DATOS PROPORCIONADOS →
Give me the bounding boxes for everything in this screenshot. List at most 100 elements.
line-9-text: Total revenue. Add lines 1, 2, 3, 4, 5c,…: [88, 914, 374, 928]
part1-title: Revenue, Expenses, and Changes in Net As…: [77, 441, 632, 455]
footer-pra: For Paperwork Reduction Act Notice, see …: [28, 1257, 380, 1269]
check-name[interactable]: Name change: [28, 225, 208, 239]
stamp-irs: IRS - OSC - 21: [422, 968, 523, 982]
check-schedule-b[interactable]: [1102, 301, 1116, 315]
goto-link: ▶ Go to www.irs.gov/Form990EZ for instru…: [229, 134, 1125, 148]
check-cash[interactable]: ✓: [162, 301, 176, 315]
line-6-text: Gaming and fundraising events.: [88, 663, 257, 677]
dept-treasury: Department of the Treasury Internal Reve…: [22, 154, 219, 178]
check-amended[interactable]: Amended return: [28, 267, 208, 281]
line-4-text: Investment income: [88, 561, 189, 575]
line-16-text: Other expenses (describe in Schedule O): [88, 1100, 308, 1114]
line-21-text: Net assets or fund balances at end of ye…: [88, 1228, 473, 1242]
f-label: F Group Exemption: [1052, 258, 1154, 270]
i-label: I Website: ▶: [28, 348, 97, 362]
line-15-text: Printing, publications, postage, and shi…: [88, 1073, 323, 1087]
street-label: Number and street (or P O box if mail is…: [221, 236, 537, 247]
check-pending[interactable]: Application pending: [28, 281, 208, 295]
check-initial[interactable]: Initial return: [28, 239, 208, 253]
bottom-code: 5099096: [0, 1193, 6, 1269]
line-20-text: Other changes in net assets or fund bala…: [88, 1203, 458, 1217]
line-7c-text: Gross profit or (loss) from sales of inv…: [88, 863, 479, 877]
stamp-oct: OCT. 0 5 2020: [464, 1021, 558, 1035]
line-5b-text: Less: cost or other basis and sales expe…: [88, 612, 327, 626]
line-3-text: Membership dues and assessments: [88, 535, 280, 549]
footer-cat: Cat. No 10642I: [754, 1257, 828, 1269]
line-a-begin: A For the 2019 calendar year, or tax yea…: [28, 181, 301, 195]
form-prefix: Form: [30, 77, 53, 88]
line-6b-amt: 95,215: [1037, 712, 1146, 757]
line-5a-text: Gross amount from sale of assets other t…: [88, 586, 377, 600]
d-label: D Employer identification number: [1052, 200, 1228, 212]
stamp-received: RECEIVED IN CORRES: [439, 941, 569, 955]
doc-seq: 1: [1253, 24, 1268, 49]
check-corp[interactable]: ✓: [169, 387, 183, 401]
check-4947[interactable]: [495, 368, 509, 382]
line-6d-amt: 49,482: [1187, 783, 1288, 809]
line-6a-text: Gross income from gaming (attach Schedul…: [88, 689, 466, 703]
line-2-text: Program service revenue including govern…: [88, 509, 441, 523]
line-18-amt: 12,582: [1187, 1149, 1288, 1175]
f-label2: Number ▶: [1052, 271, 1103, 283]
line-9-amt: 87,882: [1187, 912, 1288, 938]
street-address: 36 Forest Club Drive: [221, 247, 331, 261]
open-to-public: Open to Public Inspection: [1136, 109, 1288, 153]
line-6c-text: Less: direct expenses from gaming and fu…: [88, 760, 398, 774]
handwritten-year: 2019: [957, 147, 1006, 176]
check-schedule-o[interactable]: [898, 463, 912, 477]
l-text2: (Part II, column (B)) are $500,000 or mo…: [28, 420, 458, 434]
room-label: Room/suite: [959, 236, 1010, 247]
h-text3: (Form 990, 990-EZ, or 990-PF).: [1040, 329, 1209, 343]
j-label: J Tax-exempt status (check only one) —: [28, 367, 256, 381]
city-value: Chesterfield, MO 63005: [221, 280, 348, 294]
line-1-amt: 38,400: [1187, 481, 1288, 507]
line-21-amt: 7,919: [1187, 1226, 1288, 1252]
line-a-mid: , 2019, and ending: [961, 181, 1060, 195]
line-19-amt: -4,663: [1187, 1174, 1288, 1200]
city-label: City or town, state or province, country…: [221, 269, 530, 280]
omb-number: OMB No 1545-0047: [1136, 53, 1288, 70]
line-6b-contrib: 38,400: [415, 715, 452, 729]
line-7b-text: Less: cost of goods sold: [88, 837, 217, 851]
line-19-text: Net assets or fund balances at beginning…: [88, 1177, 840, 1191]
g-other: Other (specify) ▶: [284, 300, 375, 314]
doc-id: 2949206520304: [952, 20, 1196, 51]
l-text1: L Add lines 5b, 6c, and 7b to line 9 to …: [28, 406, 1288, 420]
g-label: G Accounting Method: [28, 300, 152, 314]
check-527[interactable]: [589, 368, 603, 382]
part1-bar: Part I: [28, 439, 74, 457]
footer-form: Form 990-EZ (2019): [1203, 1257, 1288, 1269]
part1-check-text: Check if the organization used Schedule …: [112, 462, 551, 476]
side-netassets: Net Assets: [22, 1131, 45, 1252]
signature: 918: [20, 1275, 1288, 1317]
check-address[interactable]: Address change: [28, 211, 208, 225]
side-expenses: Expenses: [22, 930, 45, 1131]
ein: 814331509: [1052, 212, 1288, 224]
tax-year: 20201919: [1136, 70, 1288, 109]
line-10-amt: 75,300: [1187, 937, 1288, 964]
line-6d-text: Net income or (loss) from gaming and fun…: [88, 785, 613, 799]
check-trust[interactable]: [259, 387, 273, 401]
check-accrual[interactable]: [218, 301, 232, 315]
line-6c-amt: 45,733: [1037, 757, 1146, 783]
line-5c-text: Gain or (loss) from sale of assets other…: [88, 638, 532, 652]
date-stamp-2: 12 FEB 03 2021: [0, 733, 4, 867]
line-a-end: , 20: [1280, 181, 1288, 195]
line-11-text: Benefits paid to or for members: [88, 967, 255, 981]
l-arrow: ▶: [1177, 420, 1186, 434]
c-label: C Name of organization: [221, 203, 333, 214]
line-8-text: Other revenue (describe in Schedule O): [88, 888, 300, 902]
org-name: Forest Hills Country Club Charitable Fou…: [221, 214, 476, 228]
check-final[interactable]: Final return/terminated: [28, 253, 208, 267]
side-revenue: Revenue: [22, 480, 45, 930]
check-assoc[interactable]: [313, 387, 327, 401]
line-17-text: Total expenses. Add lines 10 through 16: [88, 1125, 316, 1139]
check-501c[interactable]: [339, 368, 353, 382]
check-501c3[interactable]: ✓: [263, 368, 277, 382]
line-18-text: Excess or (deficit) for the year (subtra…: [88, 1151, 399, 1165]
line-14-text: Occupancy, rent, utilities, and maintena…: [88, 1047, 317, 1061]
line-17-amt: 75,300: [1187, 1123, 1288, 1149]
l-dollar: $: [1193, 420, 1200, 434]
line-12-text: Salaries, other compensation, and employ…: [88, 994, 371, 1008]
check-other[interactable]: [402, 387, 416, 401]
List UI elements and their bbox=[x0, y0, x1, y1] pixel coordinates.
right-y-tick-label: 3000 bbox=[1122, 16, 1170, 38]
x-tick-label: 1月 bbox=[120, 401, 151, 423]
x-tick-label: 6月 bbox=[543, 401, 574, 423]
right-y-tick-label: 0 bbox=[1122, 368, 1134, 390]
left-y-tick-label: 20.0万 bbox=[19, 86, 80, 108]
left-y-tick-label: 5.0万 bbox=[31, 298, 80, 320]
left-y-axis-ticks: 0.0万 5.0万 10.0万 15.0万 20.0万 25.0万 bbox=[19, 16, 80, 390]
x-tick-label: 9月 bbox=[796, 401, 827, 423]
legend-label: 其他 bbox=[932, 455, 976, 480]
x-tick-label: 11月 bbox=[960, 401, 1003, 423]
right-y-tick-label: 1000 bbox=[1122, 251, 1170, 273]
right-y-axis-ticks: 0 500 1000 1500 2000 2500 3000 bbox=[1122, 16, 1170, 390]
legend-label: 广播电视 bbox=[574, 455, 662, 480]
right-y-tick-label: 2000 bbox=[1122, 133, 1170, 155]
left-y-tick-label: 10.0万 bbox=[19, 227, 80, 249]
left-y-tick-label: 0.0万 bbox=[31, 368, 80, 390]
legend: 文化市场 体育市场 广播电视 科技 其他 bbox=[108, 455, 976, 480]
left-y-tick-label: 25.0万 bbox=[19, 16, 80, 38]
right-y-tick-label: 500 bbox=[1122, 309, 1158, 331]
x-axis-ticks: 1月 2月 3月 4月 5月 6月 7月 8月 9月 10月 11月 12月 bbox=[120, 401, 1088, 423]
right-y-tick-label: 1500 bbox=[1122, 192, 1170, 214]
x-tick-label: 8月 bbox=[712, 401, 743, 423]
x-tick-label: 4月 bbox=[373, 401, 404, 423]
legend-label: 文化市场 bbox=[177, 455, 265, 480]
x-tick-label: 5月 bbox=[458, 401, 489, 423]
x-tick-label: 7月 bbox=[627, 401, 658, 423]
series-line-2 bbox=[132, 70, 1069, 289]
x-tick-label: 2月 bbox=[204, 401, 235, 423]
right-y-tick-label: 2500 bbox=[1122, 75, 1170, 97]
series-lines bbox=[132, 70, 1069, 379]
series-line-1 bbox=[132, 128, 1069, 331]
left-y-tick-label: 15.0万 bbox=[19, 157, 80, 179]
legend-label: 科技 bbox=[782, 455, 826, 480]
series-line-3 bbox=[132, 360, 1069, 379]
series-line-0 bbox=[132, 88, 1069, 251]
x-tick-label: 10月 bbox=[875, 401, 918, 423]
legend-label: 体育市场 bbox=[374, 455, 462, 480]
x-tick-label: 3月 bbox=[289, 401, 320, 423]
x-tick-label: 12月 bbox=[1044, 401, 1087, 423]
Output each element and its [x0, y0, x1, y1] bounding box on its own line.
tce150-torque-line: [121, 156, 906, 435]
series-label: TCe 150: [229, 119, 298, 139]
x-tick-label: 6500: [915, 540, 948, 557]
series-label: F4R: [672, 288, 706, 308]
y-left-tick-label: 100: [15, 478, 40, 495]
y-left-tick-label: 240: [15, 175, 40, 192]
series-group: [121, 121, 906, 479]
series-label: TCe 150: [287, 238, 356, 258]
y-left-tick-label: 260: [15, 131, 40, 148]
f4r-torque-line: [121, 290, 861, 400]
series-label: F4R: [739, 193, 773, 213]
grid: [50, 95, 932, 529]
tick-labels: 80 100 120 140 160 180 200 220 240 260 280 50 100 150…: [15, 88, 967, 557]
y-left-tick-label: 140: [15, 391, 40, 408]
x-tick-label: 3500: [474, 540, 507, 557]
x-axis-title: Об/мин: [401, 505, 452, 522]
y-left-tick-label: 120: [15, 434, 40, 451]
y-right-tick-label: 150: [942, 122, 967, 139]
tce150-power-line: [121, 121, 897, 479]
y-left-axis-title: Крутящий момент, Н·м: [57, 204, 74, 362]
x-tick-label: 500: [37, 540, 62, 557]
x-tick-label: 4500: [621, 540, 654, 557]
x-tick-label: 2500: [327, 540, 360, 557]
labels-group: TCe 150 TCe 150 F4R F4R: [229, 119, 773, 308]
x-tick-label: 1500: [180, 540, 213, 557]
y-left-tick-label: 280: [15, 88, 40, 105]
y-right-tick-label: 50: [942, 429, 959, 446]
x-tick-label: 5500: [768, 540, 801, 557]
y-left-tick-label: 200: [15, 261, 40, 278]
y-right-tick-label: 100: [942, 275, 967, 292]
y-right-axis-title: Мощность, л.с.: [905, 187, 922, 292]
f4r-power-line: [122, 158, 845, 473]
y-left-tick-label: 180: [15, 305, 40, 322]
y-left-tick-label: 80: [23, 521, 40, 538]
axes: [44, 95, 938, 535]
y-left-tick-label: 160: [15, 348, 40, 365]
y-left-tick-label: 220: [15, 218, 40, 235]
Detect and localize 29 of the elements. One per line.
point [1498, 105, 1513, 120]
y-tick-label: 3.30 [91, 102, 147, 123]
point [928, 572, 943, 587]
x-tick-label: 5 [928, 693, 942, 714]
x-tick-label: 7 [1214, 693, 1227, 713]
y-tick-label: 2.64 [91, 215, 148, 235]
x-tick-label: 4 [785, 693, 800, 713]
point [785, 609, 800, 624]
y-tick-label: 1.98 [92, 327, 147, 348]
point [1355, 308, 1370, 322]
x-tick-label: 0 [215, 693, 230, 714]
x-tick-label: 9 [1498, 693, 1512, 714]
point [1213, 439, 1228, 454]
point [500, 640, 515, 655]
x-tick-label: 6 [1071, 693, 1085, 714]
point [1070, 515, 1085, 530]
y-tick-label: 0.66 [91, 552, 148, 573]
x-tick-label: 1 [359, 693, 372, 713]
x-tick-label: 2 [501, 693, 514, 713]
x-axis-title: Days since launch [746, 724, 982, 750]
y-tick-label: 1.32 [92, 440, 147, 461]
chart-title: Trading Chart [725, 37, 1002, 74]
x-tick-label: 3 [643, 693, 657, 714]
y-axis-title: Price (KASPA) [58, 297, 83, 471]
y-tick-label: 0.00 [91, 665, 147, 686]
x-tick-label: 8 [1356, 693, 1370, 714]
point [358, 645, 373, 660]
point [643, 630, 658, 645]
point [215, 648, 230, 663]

DETALLES DEL PROBLEMA → Indica cuántas líneas de los registros contienen la cadena "address", distinguiendo entre mayúsculas y minúsculas. Responde solo con el número.

RESULTADO DEL EJERCICIO → 2